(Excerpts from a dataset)

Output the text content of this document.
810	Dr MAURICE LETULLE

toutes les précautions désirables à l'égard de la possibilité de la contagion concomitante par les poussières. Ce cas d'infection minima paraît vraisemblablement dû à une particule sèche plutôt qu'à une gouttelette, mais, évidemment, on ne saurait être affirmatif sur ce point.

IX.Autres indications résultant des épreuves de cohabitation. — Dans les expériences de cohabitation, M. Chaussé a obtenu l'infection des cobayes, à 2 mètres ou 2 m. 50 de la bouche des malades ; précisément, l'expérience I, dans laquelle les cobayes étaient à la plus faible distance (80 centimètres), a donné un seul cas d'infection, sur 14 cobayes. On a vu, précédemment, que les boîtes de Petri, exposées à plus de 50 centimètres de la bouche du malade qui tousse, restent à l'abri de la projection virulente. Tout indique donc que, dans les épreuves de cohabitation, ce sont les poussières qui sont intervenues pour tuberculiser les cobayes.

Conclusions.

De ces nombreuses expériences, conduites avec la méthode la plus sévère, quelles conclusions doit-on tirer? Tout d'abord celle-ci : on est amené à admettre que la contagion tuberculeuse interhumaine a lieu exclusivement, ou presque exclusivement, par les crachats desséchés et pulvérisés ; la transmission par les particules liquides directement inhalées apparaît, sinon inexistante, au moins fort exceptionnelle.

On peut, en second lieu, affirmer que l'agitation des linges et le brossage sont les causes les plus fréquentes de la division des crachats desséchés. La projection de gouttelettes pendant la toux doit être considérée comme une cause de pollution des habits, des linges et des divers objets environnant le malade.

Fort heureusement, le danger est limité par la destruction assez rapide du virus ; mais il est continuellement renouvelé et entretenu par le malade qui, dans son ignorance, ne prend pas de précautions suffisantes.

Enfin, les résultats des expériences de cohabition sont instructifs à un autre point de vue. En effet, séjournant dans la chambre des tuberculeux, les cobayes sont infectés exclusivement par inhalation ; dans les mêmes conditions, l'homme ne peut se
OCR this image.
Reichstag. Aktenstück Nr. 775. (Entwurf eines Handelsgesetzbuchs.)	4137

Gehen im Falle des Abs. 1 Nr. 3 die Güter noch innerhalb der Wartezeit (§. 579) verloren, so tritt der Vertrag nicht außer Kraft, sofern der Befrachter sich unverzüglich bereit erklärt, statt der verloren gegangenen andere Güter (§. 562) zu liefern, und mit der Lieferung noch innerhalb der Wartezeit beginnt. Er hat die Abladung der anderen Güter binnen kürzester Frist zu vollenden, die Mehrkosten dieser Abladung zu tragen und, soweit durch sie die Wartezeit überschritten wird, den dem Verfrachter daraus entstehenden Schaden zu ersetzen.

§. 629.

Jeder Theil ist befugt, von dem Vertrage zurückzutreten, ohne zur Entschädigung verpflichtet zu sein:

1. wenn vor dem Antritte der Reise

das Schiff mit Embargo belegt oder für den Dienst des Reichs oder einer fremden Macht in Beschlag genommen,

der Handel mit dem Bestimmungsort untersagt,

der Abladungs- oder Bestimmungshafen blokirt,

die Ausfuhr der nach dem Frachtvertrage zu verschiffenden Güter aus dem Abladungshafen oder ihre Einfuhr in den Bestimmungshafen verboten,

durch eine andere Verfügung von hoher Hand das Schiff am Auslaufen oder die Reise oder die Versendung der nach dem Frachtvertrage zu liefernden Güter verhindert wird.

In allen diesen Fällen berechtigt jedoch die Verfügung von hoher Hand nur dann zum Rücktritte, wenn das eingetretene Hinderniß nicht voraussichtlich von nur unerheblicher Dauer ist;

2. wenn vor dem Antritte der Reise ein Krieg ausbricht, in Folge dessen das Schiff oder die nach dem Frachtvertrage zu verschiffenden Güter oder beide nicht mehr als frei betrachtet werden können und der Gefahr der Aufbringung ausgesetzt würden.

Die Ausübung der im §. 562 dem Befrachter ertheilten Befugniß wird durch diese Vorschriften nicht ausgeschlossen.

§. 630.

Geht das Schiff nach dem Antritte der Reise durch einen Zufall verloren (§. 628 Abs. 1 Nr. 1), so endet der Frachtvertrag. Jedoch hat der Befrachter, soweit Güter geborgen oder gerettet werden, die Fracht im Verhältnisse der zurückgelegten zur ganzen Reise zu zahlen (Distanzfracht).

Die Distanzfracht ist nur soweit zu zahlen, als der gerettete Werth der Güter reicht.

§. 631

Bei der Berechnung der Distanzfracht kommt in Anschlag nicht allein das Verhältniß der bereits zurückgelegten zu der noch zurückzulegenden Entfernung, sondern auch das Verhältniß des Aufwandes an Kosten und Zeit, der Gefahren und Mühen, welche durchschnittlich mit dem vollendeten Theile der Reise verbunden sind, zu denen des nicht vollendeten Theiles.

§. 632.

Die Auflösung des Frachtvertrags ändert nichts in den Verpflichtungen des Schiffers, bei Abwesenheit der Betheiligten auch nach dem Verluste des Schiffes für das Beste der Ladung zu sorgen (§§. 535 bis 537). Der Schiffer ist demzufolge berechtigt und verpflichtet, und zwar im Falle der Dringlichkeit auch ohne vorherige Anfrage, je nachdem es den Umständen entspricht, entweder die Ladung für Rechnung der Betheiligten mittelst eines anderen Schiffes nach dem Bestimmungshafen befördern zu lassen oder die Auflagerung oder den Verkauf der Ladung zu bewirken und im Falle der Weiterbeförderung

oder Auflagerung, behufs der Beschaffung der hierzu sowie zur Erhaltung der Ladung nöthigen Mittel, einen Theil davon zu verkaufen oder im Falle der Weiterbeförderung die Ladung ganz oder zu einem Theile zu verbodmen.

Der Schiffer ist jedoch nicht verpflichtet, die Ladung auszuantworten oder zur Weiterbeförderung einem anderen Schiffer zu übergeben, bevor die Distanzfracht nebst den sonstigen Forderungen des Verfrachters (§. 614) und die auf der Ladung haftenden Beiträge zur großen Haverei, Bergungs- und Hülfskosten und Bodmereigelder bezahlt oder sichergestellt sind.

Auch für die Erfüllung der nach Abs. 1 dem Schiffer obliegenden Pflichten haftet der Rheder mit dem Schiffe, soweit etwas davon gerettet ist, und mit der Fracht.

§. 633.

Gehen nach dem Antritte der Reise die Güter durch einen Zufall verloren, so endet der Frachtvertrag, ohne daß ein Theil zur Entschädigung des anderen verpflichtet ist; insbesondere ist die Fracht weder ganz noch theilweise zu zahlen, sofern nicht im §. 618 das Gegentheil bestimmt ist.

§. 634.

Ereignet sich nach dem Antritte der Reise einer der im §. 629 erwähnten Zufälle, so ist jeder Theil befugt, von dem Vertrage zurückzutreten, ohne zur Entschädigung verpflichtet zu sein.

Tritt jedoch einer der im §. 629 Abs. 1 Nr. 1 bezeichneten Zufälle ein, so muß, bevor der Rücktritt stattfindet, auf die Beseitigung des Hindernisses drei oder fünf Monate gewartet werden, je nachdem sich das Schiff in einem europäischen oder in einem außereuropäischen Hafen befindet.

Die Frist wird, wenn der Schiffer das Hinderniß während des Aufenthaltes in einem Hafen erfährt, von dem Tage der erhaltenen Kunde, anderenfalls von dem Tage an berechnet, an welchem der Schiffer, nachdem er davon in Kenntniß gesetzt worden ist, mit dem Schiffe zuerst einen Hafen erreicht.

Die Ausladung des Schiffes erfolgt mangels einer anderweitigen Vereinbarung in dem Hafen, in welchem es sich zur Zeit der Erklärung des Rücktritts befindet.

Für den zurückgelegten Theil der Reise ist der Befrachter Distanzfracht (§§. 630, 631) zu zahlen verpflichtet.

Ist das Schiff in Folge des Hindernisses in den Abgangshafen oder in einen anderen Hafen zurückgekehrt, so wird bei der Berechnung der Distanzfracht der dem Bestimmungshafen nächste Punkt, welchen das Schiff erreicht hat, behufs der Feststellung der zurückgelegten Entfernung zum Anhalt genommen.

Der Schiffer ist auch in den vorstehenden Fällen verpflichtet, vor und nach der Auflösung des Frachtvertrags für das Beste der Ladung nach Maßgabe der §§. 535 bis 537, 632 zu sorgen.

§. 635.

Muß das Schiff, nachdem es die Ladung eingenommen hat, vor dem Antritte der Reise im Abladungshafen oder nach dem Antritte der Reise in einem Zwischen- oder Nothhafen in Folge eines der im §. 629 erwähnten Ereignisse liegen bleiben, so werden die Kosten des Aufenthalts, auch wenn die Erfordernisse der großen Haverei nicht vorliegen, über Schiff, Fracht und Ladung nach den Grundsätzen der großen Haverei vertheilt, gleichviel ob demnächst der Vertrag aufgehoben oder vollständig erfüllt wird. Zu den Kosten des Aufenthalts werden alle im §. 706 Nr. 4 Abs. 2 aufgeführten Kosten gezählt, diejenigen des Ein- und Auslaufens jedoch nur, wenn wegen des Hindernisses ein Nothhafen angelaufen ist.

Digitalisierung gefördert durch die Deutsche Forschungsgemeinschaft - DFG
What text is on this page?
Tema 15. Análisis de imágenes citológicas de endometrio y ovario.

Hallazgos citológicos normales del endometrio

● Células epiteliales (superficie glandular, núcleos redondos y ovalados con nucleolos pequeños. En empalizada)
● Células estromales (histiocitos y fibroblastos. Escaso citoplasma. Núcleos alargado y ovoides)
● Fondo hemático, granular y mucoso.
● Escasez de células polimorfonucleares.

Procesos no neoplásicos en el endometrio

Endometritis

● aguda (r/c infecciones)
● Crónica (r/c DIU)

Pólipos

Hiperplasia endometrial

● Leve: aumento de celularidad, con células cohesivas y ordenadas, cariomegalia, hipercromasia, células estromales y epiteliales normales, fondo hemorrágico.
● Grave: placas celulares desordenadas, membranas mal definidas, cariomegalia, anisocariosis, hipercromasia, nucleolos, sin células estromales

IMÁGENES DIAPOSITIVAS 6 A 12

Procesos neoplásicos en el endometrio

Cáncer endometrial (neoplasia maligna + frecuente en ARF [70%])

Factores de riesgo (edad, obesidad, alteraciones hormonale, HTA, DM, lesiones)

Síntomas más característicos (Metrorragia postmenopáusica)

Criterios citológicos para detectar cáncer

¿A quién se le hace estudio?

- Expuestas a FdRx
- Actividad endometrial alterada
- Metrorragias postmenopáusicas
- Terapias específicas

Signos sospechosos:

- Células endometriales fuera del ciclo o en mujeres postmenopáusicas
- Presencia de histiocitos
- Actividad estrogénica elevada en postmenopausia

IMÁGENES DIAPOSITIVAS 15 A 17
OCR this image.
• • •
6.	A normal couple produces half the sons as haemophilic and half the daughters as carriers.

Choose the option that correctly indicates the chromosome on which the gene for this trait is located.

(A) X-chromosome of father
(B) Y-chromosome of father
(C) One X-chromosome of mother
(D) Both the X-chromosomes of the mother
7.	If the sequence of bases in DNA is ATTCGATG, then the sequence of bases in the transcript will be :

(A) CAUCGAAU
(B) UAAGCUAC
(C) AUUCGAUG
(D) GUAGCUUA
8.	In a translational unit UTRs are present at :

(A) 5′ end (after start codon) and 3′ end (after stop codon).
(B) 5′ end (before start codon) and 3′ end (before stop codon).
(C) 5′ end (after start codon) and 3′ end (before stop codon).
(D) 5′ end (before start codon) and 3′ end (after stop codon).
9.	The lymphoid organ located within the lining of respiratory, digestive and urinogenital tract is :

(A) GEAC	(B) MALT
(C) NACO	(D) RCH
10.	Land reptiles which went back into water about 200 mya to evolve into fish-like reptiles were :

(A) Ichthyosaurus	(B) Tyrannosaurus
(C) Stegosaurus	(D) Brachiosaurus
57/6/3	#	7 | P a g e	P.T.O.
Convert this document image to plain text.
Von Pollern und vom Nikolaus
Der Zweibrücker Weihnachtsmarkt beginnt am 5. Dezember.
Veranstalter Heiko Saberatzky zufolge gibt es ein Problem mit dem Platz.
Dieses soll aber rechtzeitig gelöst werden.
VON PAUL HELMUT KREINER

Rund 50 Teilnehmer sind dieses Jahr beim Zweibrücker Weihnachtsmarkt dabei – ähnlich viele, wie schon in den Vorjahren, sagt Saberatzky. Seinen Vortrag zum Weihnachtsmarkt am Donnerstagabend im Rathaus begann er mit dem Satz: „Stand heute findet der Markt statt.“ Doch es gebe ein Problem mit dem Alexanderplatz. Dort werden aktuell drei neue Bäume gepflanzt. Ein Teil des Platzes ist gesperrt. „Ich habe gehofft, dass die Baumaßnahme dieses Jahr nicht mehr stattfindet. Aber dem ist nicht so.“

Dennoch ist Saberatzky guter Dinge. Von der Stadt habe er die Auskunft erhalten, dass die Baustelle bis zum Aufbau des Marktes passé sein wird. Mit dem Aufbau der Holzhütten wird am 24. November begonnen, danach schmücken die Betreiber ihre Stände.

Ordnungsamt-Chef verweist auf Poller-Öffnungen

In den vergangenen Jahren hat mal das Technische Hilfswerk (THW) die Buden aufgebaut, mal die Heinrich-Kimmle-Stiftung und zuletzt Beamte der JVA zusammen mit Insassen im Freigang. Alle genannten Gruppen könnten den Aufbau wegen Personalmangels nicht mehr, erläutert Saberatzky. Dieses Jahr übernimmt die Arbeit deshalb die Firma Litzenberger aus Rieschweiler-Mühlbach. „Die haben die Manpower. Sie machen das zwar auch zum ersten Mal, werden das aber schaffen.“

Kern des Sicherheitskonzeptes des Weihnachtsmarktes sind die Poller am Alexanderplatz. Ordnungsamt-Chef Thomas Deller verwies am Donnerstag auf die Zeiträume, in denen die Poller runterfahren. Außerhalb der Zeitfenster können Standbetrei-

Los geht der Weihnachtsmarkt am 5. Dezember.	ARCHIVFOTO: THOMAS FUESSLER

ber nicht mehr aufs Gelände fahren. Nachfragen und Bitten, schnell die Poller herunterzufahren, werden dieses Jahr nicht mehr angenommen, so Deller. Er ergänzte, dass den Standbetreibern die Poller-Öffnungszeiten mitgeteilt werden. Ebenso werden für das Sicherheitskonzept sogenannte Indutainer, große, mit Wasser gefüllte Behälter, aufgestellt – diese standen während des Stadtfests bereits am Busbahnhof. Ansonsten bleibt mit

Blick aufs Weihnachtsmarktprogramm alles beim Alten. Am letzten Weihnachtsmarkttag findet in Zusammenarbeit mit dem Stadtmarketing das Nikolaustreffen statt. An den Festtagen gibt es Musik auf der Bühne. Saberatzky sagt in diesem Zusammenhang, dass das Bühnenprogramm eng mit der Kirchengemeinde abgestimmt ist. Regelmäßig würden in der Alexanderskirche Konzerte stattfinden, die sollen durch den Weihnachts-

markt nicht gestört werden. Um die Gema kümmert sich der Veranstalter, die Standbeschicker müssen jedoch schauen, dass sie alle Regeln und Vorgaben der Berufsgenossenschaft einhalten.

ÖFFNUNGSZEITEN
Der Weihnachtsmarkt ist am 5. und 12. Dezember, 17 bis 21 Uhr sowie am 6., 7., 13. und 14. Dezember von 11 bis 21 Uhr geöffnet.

• EXERCISE AIM:
Among the lines above, please find those with "normales" and copy them.

• EXERCISE SOLUTION:
Hallazgos citológicos normales del endometrio
● Leve: aumento de celularidad, con células cohesivas y ordenadas, cariomegalia, hipercromasia, células estromales y epiteliales normales, fondo hemorrágico.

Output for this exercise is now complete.